> SHORT TASK: Look for the word "tutorial" in the entries below, then copy every line that has it.
[Start of RAW RECORDS]
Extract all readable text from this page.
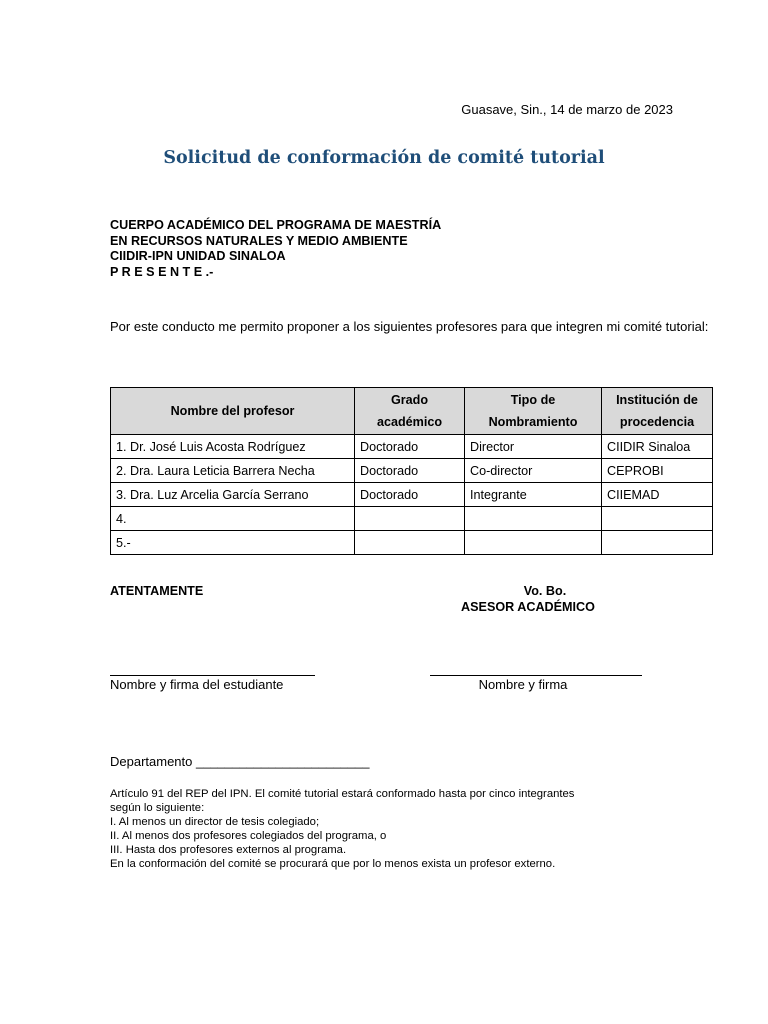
Guasave, Sin., 14 de marzo de 2023
Solicitud de conformación de comité tutorial
CUERPO ACADÉMICO DEL PROGRAMA DE MAESTRÍA
EN RECURSOS NATURALES Y MEDIO AMBIENTE
CIIDIR-IPN UNIDAD SINALOA
P R E S E N T E .-
Por este conducto me permito proponer a los siguientes profesores para que integren mi comité tutorial:
Nombre del profesor	Grado académico	Tipo de Nombramiento	Institución de procedencia
1. Dr. José Luis Acosta Rodríguez	Doctorado	Director	CIIDIR Sinaloa
2. Dra. Laura Leticia Barrera Necha	Doctorado	Co-director	CEPROBI
3. Dra. Luz Arcelia García Serrano	Doctorado	Integrante	CIIEMAD
4.			
5.-			
ATENTAMENTE	Vo. Bo.
ASESOR ACADÉMICO
Nombre y firma del estudiante	Nombre y firma
Departamento ________________________
Artículo 91 del REP del IPN. El comité tutorial estará conformado hasta por cinco integrantes
según lo siguiente:
I. Al menos un director de tesis colegiado;
II. Al menos dos profesores colegiados del programa, o
III. Hasta dos profesores externos al programa.
En la conformación del comité se procurará que por lo menos exista un profesor externo.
[End of RAW RECORDS]
> WRITTEN REPLY:
Solicitud de conformación de comité tutorial
Por este conducto me permito proponer a los siguientes profesores para que integren mi comité tutorial:
Artículo 91 del REP del IPN. El comité tutorial estará conformado hasta por cinco integrantes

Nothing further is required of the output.